Prompt: What you return should be every record, retyped without a single change.

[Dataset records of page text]
================================

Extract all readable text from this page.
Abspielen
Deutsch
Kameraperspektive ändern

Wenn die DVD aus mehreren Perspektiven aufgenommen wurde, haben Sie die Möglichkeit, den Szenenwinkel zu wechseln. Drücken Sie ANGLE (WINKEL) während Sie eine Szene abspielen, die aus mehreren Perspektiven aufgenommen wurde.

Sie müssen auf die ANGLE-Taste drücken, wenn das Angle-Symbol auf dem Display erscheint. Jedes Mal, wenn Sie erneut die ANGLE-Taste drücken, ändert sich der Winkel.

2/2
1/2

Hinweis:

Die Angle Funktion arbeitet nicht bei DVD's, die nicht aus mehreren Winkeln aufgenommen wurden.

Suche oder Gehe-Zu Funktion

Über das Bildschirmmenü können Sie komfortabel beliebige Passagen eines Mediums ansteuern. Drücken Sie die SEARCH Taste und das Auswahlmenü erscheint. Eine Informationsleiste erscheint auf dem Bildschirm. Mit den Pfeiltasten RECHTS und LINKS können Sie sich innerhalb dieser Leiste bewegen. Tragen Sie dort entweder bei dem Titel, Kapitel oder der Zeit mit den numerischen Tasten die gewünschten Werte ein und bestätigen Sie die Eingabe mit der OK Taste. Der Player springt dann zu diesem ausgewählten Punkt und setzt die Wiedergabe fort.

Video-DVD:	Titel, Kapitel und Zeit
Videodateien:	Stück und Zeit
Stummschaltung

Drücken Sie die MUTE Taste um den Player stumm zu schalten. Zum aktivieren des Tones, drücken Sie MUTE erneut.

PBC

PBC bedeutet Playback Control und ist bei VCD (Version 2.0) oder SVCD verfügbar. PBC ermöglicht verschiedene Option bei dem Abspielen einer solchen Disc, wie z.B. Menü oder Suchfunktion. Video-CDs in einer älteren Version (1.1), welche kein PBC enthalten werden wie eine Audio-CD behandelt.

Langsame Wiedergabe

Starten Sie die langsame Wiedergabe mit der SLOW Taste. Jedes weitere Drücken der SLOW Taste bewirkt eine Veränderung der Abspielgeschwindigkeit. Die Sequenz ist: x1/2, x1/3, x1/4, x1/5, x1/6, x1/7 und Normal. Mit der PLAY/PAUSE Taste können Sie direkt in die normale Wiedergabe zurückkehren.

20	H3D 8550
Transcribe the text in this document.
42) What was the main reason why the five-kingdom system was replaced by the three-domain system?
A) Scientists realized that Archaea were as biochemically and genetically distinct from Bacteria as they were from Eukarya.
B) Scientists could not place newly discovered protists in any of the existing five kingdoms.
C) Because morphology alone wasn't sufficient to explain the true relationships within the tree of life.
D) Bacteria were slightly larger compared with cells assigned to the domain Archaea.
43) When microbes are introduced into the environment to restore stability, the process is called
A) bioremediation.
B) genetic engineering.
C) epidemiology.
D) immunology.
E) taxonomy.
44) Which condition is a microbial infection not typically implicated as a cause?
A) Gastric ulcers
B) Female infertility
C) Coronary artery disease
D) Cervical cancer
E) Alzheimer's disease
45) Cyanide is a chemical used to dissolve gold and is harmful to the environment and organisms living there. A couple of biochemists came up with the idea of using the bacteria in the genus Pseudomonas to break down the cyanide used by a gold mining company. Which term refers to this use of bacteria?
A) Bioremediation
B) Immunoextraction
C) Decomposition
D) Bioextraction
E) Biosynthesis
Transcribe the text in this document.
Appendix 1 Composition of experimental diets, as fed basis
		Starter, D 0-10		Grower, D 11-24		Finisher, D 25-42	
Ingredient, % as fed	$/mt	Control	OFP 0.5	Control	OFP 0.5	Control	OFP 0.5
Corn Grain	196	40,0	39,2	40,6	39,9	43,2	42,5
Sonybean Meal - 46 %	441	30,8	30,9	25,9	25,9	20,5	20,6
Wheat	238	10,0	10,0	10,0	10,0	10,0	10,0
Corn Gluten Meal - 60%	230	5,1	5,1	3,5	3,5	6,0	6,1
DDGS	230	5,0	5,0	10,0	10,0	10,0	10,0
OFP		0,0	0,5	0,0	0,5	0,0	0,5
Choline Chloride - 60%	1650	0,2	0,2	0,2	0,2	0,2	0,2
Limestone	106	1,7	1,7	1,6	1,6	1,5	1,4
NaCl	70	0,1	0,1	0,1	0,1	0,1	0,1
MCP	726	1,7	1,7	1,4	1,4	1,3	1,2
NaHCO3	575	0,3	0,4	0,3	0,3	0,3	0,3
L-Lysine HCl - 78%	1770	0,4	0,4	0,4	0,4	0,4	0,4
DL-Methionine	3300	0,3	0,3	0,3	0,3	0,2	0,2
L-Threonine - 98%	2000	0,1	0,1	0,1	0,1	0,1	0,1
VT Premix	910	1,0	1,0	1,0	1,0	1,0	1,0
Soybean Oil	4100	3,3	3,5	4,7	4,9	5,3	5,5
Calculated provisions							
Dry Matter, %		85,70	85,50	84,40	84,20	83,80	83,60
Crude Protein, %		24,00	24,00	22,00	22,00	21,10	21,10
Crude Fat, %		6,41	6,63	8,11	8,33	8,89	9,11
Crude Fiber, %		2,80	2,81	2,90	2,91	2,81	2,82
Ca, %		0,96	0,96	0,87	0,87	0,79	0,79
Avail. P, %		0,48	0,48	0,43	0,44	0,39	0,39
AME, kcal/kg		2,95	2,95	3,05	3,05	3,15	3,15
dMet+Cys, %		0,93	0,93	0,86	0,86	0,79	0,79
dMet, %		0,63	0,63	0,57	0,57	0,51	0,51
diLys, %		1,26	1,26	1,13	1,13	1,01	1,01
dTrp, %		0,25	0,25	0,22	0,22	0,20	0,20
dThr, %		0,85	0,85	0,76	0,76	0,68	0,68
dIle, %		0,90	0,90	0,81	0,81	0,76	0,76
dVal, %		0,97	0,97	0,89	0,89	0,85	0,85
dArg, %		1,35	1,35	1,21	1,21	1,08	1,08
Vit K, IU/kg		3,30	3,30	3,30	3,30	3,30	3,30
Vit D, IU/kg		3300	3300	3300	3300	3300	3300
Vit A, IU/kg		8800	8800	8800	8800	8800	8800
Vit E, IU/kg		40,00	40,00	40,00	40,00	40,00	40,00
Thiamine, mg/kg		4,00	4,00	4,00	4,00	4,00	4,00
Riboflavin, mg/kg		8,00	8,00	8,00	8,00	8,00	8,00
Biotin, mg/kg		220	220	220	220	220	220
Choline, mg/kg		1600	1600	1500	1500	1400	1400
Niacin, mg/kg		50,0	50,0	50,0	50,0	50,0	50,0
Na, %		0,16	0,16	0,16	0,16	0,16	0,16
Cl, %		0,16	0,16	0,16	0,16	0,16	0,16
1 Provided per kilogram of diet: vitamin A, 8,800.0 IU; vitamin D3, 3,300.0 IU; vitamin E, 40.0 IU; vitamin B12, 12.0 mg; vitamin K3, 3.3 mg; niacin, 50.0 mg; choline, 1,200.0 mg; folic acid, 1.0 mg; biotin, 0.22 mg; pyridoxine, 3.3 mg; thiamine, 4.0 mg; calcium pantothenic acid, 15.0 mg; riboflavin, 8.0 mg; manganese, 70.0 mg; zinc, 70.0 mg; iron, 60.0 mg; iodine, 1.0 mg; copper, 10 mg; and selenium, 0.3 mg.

================================

Finished task:
Extract all readable text from this page.
Abspielen
Deutsch
Kameraperspektive ändern

Wenn die DVD aus mehreren Perspektiven aufgenommen wurde, haben Sie die Möglichkeit, den Szenenwinkel zu wechseln. Drücken Sie ANGLE (WINKEL) während Sie eine Szene abspielen, die aus mehreren Perspektiven aufgenommen wurde.

Sie müssen auf die ANGLE-Taste drücken, wenn das Angle-Symbol auf dem Display erscheint. Jedes Mal, wenn Sie erneut die ANGLE-Taste drücken, ändert sich der Winkel.

2/2
1/2

Hinweis:

Die Angle Funktion arbeitet nicht bei DVD's, die nicht aus mehreren Winkeln aufgenommen wurden.

Suche oder Gehe-Zu Funktion

Über das Bildschirmmenü können Sie komfortabel beliebige Passagen eines Mediums ansteuern. Drücken Sie die SEARCH Taste und das Auswahlmenü erscheint. Eine Informationsleiste erscheint auf dem Bildschirm. Mit den Pfeiltasten RECHTS und LINKS können Sie sich innerhalb dieser Leiste bewegen. Tragen Sie dort entweder bei dem Titel, Kapitel oder der Zeit mit den numerischen Tasten die gewünschten Werte ein und bestätigen Sie die Eingabe mit der OK Taste. Der Player springt dann zu diesem ausgewählten Punkt und setzt die Wiedergabe fort.

Video-DVD:	Titel, Kapitel und Zeit
Videodateien:	Stück und Zeit
Stummschaltung

Drücken Sie die MUTE Taste um den Player stumm zu schalten. Zum aktivieren des Tones, drücken Sie MUTE erneut.

PBC

PBC bedeutet Playback Control und ist bei VCD (Version 2.0) oder SVCD verfügbar. PBC ermöglicht verschiedene Option bei dem Abspielen einer solchen Disc, wie z.B. Menü oder Suchfunktion. Video-CDs in einer älteren Version (1.1), welche kein PBC enthalten werden wie eine Audio-CD behandelt.

Langsame Wiedergabe

Starten Sie die langsame Wiedergabe mit der SLOW Taste. Jedes weitere Drücken der SLOW Taste bewirkt eine Veränderung der Abspielgeschwindigkeit. Die Sequenz ist: x1/2, x1/3, x1/4, x1/5, x1/6, x1/7 und Normal. Mit der PLAY/PAUSE Taste können Sie direkt in die normale Wiedergabe zurückkehren.

20	H3D 8550
Transcribe the text in this document.
42) What was the main reason why the five-kingdom system was replaced by the three-domain system?
A) Scientists realized that Archaea were as biochemically and genetically distinct from Bacteria as they were from Eukarya.
B) Scientists could not place newly discovered protists in any of the existing five kingdoms.
C) Because morphology alone wasn't sufficient to explain the true relationships within the tree of life.
D) Bacteria were slightly larger compared with cells assigned to the domain Archaea.
43) When microbes are introduced into the environment to restore stability, the process is called
A) bioremediation.
B) genetic engineering.
C) epidemiology.
D) immunology.
E) taxonomy.
44) Which condition is a microbial infection not typically implicated as a cause?
A) Gastric ulcers
B) Female infertility
C) Coronary artery disease
D) Cervical cancer
E) Alzheimer's disease
45) Cyanide is a chemical used to dissolve gold and is harmful to the environment and organisms living there. A couple of biochemists came up with the idea of using the bacteria in the genus Pseudomonas to break down the cyanide used by a gold mining company. Which term refers to this use of bacteria?
A) Bioremediation
B) Immunoextraction
C) Decomposition
D) Bioextraction
E) Biosynthesis
Transcribe the text in this document.
Appendix 1 Composition of experimental diets, as fed basis
		Starter, D 0-10		Grower, D 11-24		Finisher, D 25-42	
Ingredient, % as fed	$/mt	Control	OFP 0.5	Control	OFP 0.5	Control	OFP 0.5
Corn Grain	196	40,0	39,2	40,6	39,9	43,2	42,5
Sonybean Meal - 46 %	441	30,8	30,9	25,9	25,9	20,5	20,6
Wheat	238	10,0	10,0	10,0	10,0	10,0	10,0
Corn Gluten Meal - 60%	230	5,1	5,1	3,5	3,5	6,0	6,1
DDGS	230	5,0	5,0	10,0	10,0	10,0	10,0
OFP		0,0	0,5	0,0	0,5	0,0	0,5
Choline Chloride - 60%	1650	0,2	0,2	0,2	0,2	0,2	0,2
Limestone	106	1,7	1,7	1,6	1,6	1,5	1,4
NaCl	70	0,1	0,1	0,1	0,1	0,1	0,1
MCP	726	1,7	1,7	1,4	1,4	1,3	1,2
NaHCO3	575	0,3	0,4	0,3	0,3	0,3	0,3
L-Lysine HCl - 78%	1770	0,4	0,4	0,4	0,4	0,4	0,4
DL-Methionine	3300	0,3	0,3	0,3	0,3	0,2	0,2
L-Threonine - 98%	2000	0,1	0,1	0,1	0,1	0,1	0,1
VT Premix	910	1,0	1,0	1,0	1,0	1,0	1,0
Soybean Oil	4100	3,3	3,5	4,7	4,9	5,3	5,5
Calculated provisions							
Dry Matter, %		85,70	85,50	84,40	84,20	83,80	83,60
Crude Protein, %		24,00	24,00	22,00	22,00	21,10	21,10
Crude Fat, %		6,41	6,63	8,11	8,33	8,89	9,11
Crude Fiber, %		2,80	2,81	2,90	2,91	2,81	2,82
Ca, %		0,96	0,96	0,87	0,87	0,79	0,79
Avail. P, %		0,48	0,48	0,43	0,44	0,39	0,39
AME, kcal/kg		2,95	2,95	3,05	3,05	3,15	3,15
dMet+Cys, %		0,93	0,93	0,86	0,86	0,79	0,79
dMet, %		0,63	0,63	0,57	0,57	0,51	0,51
diLys, %		1,26	1,26	1,13	1,13	1,01	1,01
dTrp, %		0,25	0,25	0,22	0,22	0,20	0,20
dThr, %		0,85	0,85	0,76	0,76	0,68	0,68
dIle, %		0,90	0,90	0,81	0,81	0,76	0,76
dVal, %		0,97	0,97	0,89	0,89	0,85	0,85
dArg, %		1,35	1,35	1,21	1,21	1,08	1,08
Vit K, IU/kg		3,30	3,30	3,30	3,30	3,30	3,30
Vit D, IU/kg		3300	3300	3300	3300	3300	3300
Vit A, IU/kg		8800	8800	8800	8800	8800	8800
Vit E, IU/kg		40,00	40,00	40,00	40,00	40,00	40,00
Thiamine, mg/kg		4,00	4,00	4,00	4,00	4,00	4,00
Riboflavin, mg/kg		8,00	8,00	8,00	8,00	8,00	8,00
Biotin, mg/kg		220	220	220	220	220	220
Choline, mg/kg		1600	1600	1500	1500	1400	1400
Niacin, mg/kg		50,0	50,0	50,0	50,0	50,0	50,0
Na, %		0,16	0,16	0,16	0,16	0,16	0,16
Cl, %		0,16	0,16	0,16	0,16	0,16	0,16
1 Provided per kilogram of diet: vitamin A, 8,800.0 IU; vitamin D3, 3,300.0 IU; vitamin E, 40.0 IU; vitamin B12, 12.0 mg; vitamin K3, 3.3 mg; niacin, 50.0 mg; choline, 1,200.0 mg; folic acid, 1.0 mg; biotin, 0.22 mg; pyridoxine, 3.3 mg; thiamine, 4.0 mg; calcium pantothenic acid, 15.0 mg; riboflavin, 8.0 mg; manganese, 70.0 mg; zinc, 70.0 mg; iron, 60.0 mg; iodine, 1.0 mg; copper, 10 mg; and selenium, 0.3 mg.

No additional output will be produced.